### Short task
Pick out every line below that contains the word "spectrum", and copy each one in full.

### Entries
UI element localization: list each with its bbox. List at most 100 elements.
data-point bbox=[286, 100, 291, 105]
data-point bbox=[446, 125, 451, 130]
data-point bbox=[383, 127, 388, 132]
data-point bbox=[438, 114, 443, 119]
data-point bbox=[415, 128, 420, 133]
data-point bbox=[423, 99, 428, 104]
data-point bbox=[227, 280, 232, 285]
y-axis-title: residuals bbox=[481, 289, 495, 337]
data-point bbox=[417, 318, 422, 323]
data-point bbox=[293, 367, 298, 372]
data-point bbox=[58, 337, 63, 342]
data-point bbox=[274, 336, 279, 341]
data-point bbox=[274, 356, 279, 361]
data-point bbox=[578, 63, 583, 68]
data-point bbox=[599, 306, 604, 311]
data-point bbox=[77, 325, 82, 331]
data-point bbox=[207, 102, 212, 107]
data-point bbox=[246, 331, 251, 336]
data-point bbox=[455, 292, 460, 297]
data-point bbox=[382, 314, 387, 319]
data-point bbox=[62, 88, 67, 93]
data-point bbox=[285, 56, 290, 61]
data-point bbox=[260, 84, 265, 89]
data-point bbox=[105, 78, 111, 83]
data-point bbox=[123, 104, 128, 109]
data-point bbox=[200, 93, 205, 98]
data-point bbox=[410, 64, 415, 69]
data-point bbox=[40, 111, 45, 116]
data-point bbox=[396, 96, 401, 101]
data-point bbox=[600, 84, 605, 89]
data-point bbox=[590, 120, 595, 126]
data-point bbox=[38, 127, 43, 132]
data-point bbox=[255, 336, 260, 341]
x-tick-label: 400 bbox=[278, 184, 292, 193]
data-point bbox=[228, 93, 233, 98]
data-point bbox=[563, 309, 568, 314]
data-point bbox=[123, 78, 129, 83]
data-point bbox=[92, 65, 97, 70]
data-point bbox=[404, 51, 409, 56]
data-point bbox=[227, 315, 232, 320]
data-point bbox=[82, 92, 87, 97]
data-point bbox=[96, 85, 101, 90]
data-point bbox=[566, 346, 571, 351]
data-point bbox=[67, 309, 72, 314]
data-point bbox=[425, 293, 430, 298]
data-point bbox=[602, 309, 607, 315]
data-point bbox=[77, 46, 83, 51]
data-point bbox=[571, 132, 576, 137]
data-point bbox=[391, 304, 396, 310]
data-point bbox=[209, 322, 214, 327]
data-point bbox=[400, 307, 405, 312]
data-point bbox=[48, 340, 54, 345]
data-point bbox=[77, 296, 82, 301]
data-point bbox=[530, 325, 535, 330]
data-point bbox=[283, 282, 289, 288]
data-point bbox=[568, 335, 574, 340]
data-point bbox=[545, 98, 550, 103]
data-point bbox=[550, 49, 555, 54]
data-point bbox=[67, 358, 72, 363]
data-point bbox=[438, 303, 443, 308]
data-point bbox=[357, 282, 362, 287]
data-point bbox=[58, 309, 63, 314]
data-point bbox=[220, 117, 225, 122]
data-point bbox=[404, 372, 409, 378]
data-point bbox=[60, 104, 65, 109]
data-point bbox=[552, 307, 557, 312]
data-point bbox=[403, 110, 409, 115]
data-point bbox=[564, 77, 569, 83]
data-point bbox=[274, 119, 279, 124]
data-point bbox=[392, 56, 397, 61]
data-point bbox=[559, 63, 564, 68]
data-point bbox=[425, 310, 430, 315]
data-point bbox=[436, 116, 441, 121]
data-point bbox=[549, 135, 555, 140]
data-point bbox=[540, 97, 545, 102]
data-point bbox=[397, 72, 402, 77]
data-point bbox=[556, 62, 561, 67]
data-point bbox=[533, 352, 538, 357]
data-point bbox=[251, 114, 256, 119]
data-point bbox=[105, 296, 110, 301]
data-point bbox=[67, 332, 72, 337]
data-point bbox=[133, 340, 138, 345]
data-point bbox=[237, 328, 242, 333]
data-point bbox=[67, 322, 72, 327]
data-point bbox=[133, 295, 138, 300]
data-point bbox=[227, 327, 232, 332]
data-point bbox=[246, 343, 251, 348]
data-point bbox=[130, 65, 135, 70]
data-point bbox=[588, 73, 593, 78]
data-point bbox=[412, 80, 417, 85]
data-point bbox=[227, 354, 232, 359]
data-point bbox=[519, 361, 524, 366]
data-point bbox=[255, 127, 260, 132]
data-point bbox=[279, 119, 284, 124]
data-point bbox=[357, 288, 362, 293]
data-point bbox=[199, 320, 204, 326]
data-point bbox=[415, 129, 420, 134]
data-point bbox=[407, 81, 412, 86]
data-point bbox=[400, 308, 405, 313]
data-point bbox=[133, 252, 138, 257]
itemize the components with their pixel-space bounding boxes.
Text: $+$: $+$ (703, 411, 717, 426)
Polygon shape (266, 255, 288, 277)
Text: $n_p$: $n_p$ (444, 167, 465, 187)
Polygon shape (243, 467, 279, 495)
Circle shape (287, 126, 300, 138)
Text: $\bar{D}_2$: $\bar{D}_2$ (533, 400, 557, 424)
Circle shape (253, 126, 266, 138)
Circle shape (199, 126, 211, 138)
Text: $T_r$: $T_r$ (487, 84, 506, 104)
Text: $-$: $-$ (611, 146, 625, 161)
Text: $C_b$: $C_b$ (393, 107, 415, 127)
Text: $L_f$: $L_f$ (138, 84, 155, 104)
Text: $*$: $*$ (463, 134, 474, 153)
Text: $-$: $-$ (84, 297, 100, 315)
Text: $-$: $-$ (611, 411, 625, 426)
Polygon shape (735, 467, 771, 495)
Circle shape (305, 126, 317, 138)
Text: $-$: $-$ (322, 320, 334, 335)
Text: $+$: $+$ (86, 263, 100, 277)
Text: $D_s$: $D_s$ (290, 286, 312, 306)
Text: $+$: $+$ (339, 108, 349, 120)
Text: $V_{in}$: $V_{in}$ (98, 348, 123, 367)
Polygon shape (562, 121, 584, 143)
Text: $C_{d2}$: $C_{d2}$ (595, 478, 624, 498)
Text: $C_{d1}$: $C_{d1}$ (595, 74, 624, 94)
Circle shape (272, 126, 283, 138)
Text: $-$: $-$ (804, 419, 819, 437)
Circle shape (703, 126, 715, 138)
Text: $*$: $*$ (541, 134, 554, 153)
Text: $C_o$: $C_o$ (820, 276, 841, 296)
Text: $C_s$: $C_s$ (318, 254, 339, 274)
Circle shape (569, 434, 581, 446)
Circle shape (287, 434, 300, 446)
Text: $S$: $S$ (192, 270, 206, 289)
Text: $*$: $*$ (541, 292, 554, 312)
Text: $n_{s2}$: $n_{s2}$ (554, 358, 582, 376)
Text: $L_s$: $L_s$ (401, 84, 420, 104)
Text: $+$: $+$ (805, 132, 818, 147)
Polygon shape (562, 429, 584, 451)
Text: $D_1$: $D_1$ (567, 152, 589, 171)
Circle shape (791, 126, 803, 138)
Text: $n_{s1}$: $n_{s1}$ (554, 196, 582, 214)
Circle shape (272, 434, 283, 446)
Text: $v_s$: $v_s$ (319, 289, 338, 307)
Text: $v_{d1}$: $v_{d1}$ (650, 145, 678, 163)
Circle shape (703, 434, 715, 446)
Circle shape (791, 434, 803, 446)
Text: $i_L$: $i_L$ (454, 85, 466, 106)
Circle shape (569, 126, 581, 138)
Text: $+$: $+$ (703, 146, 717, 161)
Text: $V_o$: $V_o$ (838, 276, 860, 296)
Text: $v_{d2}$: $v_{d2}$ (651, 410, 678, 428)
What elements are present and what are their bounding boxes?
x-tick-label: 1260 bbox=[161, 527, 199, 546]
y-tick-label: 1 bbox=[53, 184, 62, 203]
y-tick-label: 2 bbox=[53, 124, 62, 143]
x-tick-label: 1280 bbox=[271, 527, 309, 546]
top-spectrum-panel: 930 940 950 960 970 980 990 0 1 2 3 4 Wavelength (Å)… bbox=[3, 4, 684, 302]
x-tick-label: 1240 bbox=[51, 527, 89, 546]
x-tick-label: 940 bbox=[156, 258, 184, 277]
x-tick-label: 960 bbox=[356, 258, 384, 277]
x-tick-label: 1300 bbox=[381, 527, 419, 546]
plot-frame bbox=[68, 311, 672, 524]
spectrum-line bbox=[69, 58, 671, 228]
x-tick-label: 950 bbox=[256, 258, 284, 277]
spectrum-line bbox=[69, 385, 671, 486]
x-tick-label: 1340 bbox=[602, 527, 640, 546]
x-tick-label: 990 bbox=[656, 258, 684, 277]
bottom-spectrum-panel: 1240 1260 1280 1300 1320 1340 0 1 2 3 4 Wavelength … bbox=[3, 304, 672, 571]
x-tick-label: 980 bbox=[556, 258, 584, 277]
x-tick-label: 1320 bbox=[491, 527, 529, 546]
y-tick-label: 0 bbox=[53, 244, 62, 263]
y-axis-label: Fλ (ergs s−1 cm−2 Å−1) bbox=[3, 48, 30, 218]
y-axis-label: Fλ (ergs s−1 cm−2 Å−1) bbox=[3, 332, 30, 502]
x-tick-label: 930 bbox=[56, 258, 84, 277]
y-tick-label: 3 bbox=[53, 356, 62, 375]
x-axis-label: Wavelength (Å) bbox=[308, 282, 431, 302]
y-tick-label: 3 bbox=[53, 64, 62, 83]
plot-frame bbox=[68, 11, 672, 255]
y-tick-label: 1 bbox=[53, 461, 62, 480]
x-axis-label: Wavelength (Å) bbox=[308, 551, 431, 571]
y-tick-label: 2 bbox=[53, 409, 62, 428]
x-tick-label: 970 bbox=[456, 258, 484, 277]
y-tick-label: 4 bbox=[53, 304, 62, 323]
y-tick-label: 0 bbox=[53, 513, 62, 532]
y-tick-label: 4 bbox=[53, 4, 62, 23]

### Exercise result
top-spectrum-panel: 930 940 950 960 970 980 990 0 1 2 3 4 Wavelength (Å)… bbox=[3, 4, 684, 302]
spectrum-line bbox=[69, 58, 671, 228]
spectrum-line bbox=[69, 385, 671, 486]
bottom-spectrum-panel: 1240 1260 1280 1300 1320 1340 0 1 2 3 4 Wavelength … bbox=[3, 304, 672, 571]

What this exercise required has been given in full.